[Dataset excerpts]
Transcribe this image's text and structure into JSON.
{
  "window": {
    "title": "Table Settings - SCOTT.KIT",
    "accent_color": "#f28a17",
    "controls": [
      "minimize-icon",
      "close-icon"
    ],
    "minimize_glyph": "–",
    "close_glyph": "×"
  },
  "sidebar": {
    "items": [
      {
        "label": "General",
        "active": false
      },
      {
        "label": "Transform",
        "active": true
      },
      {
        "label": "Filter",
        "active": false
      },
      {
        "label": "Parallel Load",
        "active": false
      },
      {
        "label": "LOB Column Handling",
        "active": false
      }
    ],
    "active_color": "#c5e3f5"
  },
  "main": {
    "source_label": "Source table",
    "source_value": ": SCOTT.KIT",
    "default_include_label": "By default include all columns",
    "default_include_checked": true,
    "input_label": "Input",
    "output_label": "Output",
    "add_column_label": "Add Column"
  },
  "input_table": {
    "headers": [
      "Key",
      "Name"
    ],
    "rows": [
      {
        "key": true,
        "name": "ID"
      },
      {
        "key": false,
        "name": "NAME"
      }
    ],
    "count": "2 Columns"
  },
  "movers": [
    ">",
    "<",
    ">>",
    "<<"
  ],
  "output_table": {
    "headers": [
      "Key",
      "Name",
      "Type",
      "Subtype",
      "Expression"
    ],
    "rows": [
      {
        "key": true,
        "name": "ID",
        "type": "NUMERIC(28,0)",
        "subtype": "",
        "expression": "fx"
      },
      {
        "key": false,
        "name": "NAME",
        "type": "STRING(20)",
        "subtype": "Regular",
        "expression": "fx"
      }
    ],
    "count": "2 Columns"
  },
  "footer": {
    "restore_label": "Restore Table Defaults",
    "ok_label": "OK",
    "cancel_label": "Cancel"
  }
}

■ Exercise instructions ■
Copy every line verbatim.

■ Correct answer ■
Transcribe this image's text and structure into JSON.
{
  "window": {
    "title": "Table Settings - SCOTT.KIT",
    "accent_color": "#f28a17",
    "controls": [
      "minimize-icon",
      "close-icon"
    ],
    "minimize_glyph": "–",
    "close_glyph": "×"
  },
  "sidebar": {
    "items": [
      {
        "label": "General",
        "active": false
      },
      {
        "label": "Transform",
        "active": true
      },
      {
        "label": "Filter",
        "active": false
      },
      {
        "label": "Parallel Load",
        "active": false
      },
      {
        "label": "LOB Column Handling",
        "active": false
      }
    ],
    "active_color": "#c5e3f5"
  },
  "main": {
    "source_label": "Source table",
    "source_value": ": SCOTT.KIT",
    "default_include_label": "By default include all columns",
    "default_include_checked": true,
    "input_label": "Input",
    "output_label": "Output",
    "add_column_label": "Add Column"
  },
  "input_table": {
    "headers": [
      "Key",
      "Name"
    ],
    "rows": [
      {
        "key": true,
        "name": "ID"
      },
      {
        "key": false,
        "name": "NAME"
      }
    ],
    "count": "2 Columns"
  },
  "movers": [
    ">",
    "<",
    ">>",
    "<<"
  ],
  "output_table": {
    "headers": [
      "Key",
      "Name",
      "Type",
      "Subtype",
      "Expression"
    ],
    "rows": [
      {
        "key": true,
        "name": "ID",
        "type": "NUMERIC(28,0)",
        "subtype": "",
        "expression": "fx"
      },
      {
        "key": false,
        "name": "NAME",
        "type": "STRING(20)",
        "subtype": "Regular",
        "expression": "fx"
      }
    ],
    "count": "2 Columns"
  },
  "footer": {
    "restore_label": "Restore Table Defaults",
    "ok_label": "OK",
    "cancel_label": "Cancel"
  }
}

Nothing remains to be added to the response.